=== Rows ===
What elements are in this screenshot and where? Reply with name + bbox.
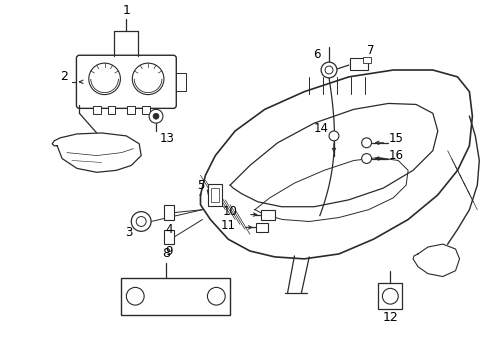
Circle shape: [136, 217, 146, 226]
Circle shape: [149, 109, 163, 123]
Bar: [142, 107, 150, 114]
Text: 13: 13: [159, 132, 174, 145]
Circle shape: [361, 154, 371, 163]
Text: 14: 14: [313, 122, 328, 135]
Bar: [260, 210, 274, 220]
Circle shape: [126, 287, 144, 305]
Bar: [211, 188, 219, 202]
Text: 16: 16: [388, 149, 403, 162]
Bar: [127, 107, 135, 114]
Text: 6: 6: [313, 48, 320, 61]
Circle shape: [131, 212, 151, 231]
Bar: [107, 107, 115, 114]
Bar: [349, 58, 367, 71]
Circle shape: [89, 63, 120, 95]
Text: 1: 1: [122, 4, 130, 18]
Text: 4: 4: [165, 223, 172, 236]
Text: 8: 8: [162, 247, 169, 260]
Circle shape: [325, 66, 332, 74]
Text: 11: 11: [220, 219, 235, 232]
Text: 7: 7: [366, 44, 373, 57]
Text: 3: 3: [125, 226, 133, 239]
Bar: [208, 184, 222, 206]
Bar: [255, 223, 267, 232]
Circle shape: [328, 131, 338, 141]
Text: 9: 9: [165, 246, 172, 258]
Circle shape: [207, 287, 225, 305]
Bar: [362, 57, 370, 63]
Text: 12: 12: [382, 311, 397, 324]
Circle shape: [153, 113, 159, 119]
Circle shape: [132, 63, 163, 95]
Circle shape: [361, 138, 371, 148]
Bar: [121, 278, 230, 315]
Text: 2: 2: [60, 71, 68, 84]
FancyBboxPatch shape: [76, 55, 176, 108]
Circle shape: [321, 62, 336, 78]
Bar: [176, 73, 186, 91]
Bar: [163, 205, 173, 220]
Bar: [163, 230, 173, 244]
Text: 10: 10: [222, 205, 237, 218]
Bar: [378, 283, 401, 309]
Circle shape: [382, 288, 397, 304]
Text: 5: 5: [196, 179, 204, 192]
Bar: [93, 107, 101, 114]
Text: 15: 15: [388, 132, 403, 145]
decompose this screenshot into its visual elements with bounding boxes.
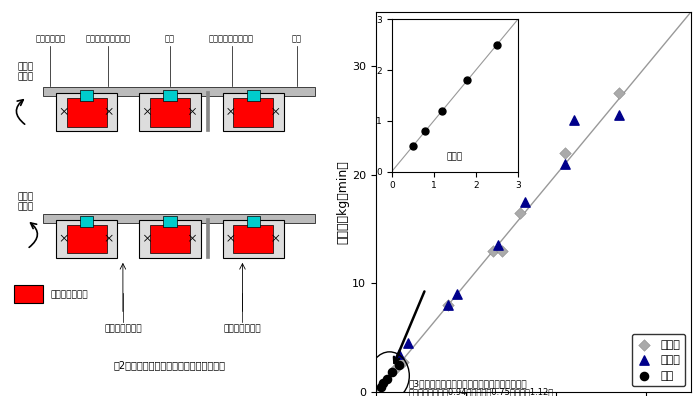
Text: 回転中のロール: 回転中のロール bbox=[50, 290, 88, 299]
Text: ワンウェイクラッチ: ワンウェイクラッチ bbox=[86, 34, 131, 44]
Text: ロール駆動軸: ロール駆動軸 bbox=[36, 34, 66, 44]
Bar bbox=[233, 98, 273, 127]
Text: 肥料繰出ロール: 肥料繰出ロール bbox=[104, 324, 142, 333]
Text: 駆動軸
正転時: 駆動軸 正転時 bbox=[17, 62, 34, 81]
肥料２ bbox=[452, 291, 463, 297]
肥料１ bbox=[514, 209, 526, 216]
Text: 直結: 直結 bbox=[292, 34, 302, 44]
Bar bbox=[67, 98, 107, 127]
Bar bbox=[163, 89, 177, 101]
肥料２ bbox=[559, 161, 570, 167]
Legend: 肥料１, 肥料２, 粒剤: 肥料１, 肥料２, 粒剤 bbox=[632, 334, 685, 386]
肥料２ bbox=[568, 117, 579, 124]
粒剤 bbox=[375, 383, 386, 390]
Text: 図2　繰出部の概略構造と正逆転時の動作: 図2 繰出部の概略構造と正逆転時の動作 bbox=[114, 360, 226, 370]
Bar bbox=[80, 217, 94, 227]
Bar bbox=[43, 214, 315, 223]
Text: ワンウェイクラッチ: ワンウェイクラッチ bbox=[209, 34, 254, 44]
粒剤 bbox=[393, 362, 404, 368]
肥料２ bbox=[492, 242, 503, 249]
Text: 粒剤繰出ロール: 粒剤繰出ロール bbox=[223, 324, 261, 333]
Bar bbox=[139, 93, 201, 131]
Bar bbox=[206, 91, 209, 131]
肥料１ bbox=[487, 248, 498, 254]
Bar bbox=[150, 225, 190, 253]
肥料１ bbox=[388, 367, 399, 373]
粒剤 bbox=[378, 380, 389, 386]
Bar bbox=[223, 220, 284, 258]
Text: 駆動軸
逆転時: 駆動軸 逆転時 bbox=[17, 192, 34, 211]
Bar bbox=[206, 218, 209, 258]
Bar bbox=[56, 220, 117, 258]
肥料１ bbox=[559, 150, 570, 156]
肥料１ bbox=[614, 90, 625, 97]
Bar bbox=[67, 225, 107, 253]
Bar bbox=[233, 225, 273, 253]
Bar bbox=[247, 89, 260, 101]
Bar bbox=[14, 285, 43, 303]
肥料２ bbox=[402, 340, 413, 346]
Text: さ密度、肥料１：0.94、肥料２：0.75、粒剤：1.12）: さ密度、肥料１：0.94、肥料２：0.75、粒剤：1.12） bbox=[408, 387, 554, 396]
肥料２ bbox=[519, 199, 530, 205]
肥料１ bbox=[496, 248, 507, 254]
肥料１ bbox=[443, 302, 454, 308]
Bar bbox=[150, 98, 190, 127]
Bar bbox=[56, 93, 117, 131]
Bar bbox=[139, 220, 201, 258]
肥料２ bbox=[393, 351, 404, 357]
Bar bbox=[223, 93, 284, 131]
肥料２ bbox=[614, 112, 625, 118]
Text: 直結: 直結 bbox=[165, 34, 175, 44]
肥料２ bbox=[443, 302, 454, 308]
Bar bbox=[247, 217, 260, 227]
粒剤 bbox=[381, 376, 392, 382]
Y-axis label: 繰出量（kg／min）: 繰出量（kg／min） bbox=[336, 160, 350, 244]
Text: 図3　設定繰出量と実繰出量の関係（各資材のか: 図3 設定繰出量と実繰出量の関係（各資材のか bbox=[408, 379, 527, 388]
Bar bbox=[80, 89, 94, 101]
Bar bbox=[163, 217, 177, 227]
肥料１ bbox=[397, 358, 408, 365]
粒剤 bbox=[387, 369, 398, 376]
Bar bbox=[43, 87, 315, 96]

=== Job ===
Output everything from the start of the entries down to and including the line that contains "decompose this screenshot" as a Markdown table with the columns Row and Entry line, one numbered row per line, omitting blank lines and pictures.

=== Exercise output ===
| Row | Entry line |
|---|---|
| 1 | What elements are in this screenshot and where? Reply with name + bbox. |
| 2 | Circle shape: [136, 217, 146, 226] |
| 3 | Circle shape: [149, 109, 163, 123] |
| 4 | Bar: [142, 107, 150, 114] |
| 5 | Text: 13: 13: [159, 132, 174, 145] |
| 6 | Circle shape: [361, 154, 371, 163] |
| 7 | Text: 14: 14: [313, 122, 328, 135] |
| 8 | Bar: [260, 210, 274, 220] |
| 9 | Circle shape: [126, 287, 144, 305] |
| 10 | Bar: [211, 188, 219, 202] |
| 11 | Text: 16: 16: [388, 149, 403, 162] |
| 12 | Bar: [127, 107, 135, 114] |
| 13 | Text: 6: 6: [313, 48, 320, 61] |
| 14 | Circle shape: [131, 212, 151, 231] |
| 15 | Bar: [107, 107, 115, 114] |
| 16 | Bar: [349, 58, 367, 71] |
| 17 | Circle shape: [89, 63, 120, 95] |
| 18 | Text: 1: 1: [122, 4, 130, 18] |
| 19 | Text: 4: 4: [165, 223, 172, 236] |
| 20 | Text: 8: 8: [162, 247, 169, 260] |
| 21 | Circle shape: [325, 66, 332, 74] |
| 22 | Text: 11: 11: [220, 219, 235, 232] |
| 23 | Text: 7: 7: [366, 44, 373, 57] |
| 24 | Text: 3: 3: [125, 226, 133, 239] |
| 25 | Bar: [208, 184, 222, 206] |
| 26 | Bar: [255, 223, 267, 232] |
| 27 | Circle shape: [328, 131, 338, 141] |
| 28 | Text: 9: 9: [165, 246, 172, 258] |
| 29 | Circle shape: [207, 287, 225, 305] |
| 30 | Bar: [362, 57, 370, 63] |
| 31 | Text: 12: 12: [382, 311, 397, 324] |
| 32 | Circle shape: [153, 113, 159, 119] |
| 33 | Circle shape: [132, 63, 163, 95] |
| 34 | Circle shape: [361, 138, 371, 148] |
| 35 | Bar: [121, 278, 230, 315] |
| 36 | Text: 2: 2: [60, 71, 68, 84] |
| 37 | FancyBboxPatch shape: [76, 55, 176, 108] |
| 38 | Circle shape: [321, 62, 336, 78] |
| 39 | Bar: [176, 73, 186, 91] |
| 40 | Bar: [163, 205, 173, 220] |
| 41 | Bar: [163, 230, 173, 244] |
| 42 | Text: 10: 10: [222, 205, 237, 218] |
| 43 | Bar: [378, 283, 401, 309] |
| 44 | Circle shape: [382, 288, 397, 304] |
| 45 | Text: 5: 5: [196, 179, 204, 192] |
| 46 | Bar: [93, 107, 101, 114] |
| 47 | Text: 15: 15: [388, 132, 403, 145] |
| 48 | decompose this screenshot into its visual elements with bounding boxes. |